● Exercise requirements
Make an exact copy of all the records.

● Material provided
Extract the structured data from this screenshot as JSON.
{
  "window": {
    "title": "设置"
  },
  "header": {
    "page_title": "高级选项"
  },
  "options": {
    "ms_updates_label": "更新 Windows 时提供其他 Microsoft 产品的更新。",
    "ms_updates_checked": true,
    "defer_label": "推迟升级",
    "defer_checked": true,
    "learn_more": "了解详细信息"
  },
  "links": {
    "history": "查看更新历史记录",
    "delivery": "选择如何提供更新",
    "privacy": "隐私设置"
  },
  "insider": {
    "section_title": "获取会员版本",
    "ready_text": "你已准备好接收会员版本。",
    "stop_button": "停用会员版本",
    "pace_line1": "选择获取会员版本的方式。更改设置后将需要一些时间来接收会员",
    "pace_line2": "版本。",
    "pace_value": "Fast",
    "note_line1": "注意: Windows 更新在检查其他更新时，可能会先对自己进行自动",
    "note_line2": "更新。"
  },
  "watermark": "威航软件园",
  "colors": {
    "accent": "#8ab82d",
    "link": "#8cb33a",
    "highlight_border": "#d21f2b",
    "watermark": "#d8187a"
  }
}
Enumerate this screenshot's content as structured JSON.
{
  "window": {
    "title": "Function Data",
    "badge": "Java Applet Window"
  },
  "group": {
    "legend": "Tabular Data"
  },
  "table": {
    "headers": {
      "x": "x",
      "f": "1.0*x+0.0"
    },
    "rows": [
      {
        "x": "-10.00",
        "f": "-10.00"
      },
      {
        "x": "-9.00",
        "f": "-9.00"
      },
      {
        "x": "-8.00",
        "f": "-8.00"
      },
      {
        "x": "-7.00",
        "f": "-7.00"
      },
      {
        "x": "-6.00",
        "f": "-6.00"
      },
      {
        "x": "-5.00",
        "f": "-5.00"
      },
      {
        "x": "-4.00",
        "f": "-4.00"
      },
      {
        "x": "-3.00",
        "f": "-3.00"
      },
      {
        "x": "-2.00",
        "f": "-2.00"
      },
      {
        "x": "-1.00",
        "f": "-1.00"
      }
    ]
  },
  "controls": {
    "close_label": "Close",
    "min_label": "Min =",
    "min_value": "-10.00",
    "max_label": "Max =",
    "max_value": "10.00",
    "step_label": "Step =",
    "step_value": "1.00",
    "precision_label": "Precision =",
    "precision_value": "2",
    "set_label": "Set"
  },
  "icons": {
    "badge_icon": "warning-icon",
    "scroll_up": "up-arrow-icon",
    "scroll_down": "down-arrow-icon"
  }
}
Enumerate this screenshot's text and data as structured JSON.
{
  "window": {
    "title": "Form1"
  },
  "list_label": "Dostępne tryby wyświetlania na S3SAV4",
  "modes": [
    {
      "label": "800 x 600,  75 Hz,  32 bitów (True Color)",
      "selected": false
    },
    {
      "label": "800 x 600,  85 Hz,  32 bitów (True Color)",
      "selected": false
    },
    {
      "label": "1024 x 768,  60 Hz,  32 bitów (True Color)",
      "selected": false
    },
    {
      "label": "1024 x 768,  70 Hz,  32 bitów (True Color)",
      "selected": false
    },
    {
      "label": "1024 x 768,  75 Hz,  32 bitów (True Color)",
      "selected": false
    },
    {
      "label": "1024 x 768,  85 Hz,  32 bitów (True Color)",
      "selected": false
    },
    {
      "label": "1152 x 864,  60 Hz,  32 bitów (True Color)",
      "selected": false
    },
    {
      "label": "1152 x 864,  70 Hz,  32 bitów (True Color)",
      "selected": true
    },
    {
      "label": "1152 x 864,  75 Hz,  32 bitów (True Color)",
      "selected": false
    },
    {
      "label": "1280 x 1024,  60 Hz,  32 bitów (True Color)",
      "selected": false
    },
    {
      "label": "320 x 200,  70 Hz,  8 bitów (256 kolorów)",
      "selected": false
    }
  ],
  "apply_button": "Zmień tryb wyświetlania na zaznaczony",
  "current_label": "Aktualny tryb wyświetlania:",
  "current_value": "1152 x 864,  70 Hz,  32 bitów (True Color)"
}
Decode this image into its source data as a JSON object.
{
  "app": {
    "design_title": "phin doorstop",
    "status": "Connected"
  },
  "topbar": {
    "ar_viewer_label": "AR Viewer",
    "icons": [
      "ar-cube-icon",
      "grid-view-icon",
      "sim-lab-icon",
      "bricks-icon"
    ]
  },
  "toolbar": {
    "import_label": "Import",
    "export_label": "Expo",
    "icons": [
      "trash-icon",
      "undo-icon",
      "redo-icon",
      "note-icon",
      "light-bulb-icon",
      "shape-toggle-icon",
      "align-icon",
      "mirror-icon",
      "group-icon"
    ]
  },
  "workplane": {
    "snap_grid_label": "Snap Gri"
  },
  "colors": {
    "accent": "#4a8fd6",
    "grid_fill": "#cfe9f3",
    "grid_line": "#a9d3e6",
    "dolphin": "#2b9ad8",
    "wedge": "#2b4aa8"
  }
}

● Response for this exercise
Extract the structured data from this screenshot as JSON.
{
  "window": {
    "title": "设置"
  },
  "header": {
    "page_title": "高级选项"
  },
  "options": {
    "ms_updates_label": "更新 Windows 时提供其他 Microsoft 产品的更新。",
    "ms_updates_checked": true,
    "defer_label": "推迟升级",
    "defer_checked": true,
    "learn_more": "了解详细信息"
  },
  "links": {
    "history": "查看更新历史记录",
    "delivery": "选择如何提供更新",
    "privacy": "隐私设置"
  },
  "insider": {
    "section_title": "获取会员版本",
    "ready_text": "你已准备好接收会员版本。",
    "stop_button": "停用会员版本",
    "pace_line1": "选择获取会员版本的方式。更改设置后将需要一些时间来接收会员",
    "pace_line2": "版本。",
    "pace_value": "Fast",
    "note_line1": "注意: Windows 更新在检查其他更新时，可能会先对自己进行自动",
    "note_line2": "更新。"
  },
  "watermark": "威航软件园",
  "colors": {
    "accent": "#8ab82d",
    "link": "#8cb33a",
    "highlight_border": "#d21f2b",
    "watermark": "#d8187a"
  }
}
Enumerate this screenshot's content as structured JSON.
{
  "window": {
    "title": "Function Data",
    "badge": "Java Applet Window"
  },
  "group": {
    "legend": "Tabular Data"
  },
  "table": {
    "headers": {
      "x": "x",
      "f": "1.0*x+0.0"
    },
    "rows": [
      {
        "x": "-10.00",
        "f": "-10.00"
      },
      {
        "x": "-9.00",
        "f": "-9.00"
      },
      {
        "x": "-8.00",
        "f": "-8.00"
      },
      {
        "x": "-7.00",
        "f": "-7.00"
      },
      {
        "x": "-6.00",
        "f": "-6.00"
      },
      {
        "x": "-5.00",
        "f": "-5.00"
      },
      {
        "x": "-4.00",
        "f": "-4.00"
      },
      {
        "x": "-3.00",
        "f": "-3.00"
      },
      {
        "x": "-2.00",
        "f": "-2.00"
      },
      {
        "x": "-1.00",
        "f": "-1.00"
      }
    ]
  },
  "controls": {
    "close_label": "Close",
    "min_label": "Min =",
    "min_value": "-10.00",
    "max_label": "Max =",
    "max_value": "10.00",
    "step_label": "Step =",
    "step_value": "1.00",
    "precision_label": "Precision =",
    "precision_value": "2",
    "set_label": "Set"
  },
  "icons": {
    "badge_icon": "warning-icon",
    "scroll_up": "up-arrow-icon",
    "scroll_down": "down-arrow-icon"
  }
}
Enumerate this screenshot's text and data as structured JSON.
{
  "window": {
    "title": "Form1"
  },
  "list_label": "Dostępne tryby wyświetlania na S3SAV4",
  "modes": [
    {
      "label": "800 x 600,  75 Hz,  32 bitów (True Color)",
      "selected": false
    },
    {
      "label": "800 x 600,  85 Hz,  32 bitów (True Color)",
      "selected": false
    },
    {
      "label": "1024 x 768,  60 Hz,  32 bitów (True Color)",
      "selected": false
    },
    {
      "label": "1024 x 768,  70 Hz,  32 bitów (True Color)",
      "selected": false
    },
    {
      "label": "1024 x 768,  75 Hz,  32 bitów (True Color)",
      "selected": false
    },
    {
      "label": "1024 x 768,  85 Hz,  32 bitów (True Color)",
      "selected": false
    },
    {
      "label": "1152 x 864,  60 Hz,  32 bitów (True Color)",
      "selected": false
    },
    {
      "label": "1152 x 864,  70 Hz,  32 bitów (True Color)",
      "selected": true
    },
    {
      "label": "1152 x 864,  75 Hz,  32 bitów (True Color)",
      "selected": false
    },
    {
      "label": "1280 x 1024,  60 Hz,  32 bitów (True Color)",
      "selected": false
    },
    {
      "label": "320 x 200,  70 Hz,  8 bitów (256 kolorów)",
      "selected": false
    }
  ],
  "apply_button": "Zmień tryb wyświetlania na zaznaczony",
  "current_label": "Aktualny tryb wyświetlania:",
  "current_value": "1152 x 864,  70 Hz,  32 bitów (True Color)"
}
Decode this image into its source data as a JSON object.
{
  "app": {
    "design_title": "phin doorstop",
    "status": "Connected"
  },
  "topbar": {
    "ar_viewer_label": "AR Viewer",
    "icons": [
      "ar-cube-icon",
      "grid-view-icon",
      "sim-lab-icon",
      "bricks-icon"
    ]
  },
  "toolbar": {
    "import_label": "Import",
    "export_label": "Expo",
    "icons": [
      "trash-icon",
      "undo-icon",
      "redo-icon",
      "note-icon",
      "light-bulb-icon",
      "shape-toggle-icon",
      "align-icon",
      "mirror-icon",
      "group-icon"
    ]
  },
  "workplane": {
    "snap_grid_label": "Snap Gri"
  },
  "colors": {
    "accent": "#4a8fd6",
    "grid_fill": "#cfe9f3",
    "grid_line": "#a9d3e6",
    "dolphin": "#2b9ad8",
    "wedge": "#2b4aa8"
  }
}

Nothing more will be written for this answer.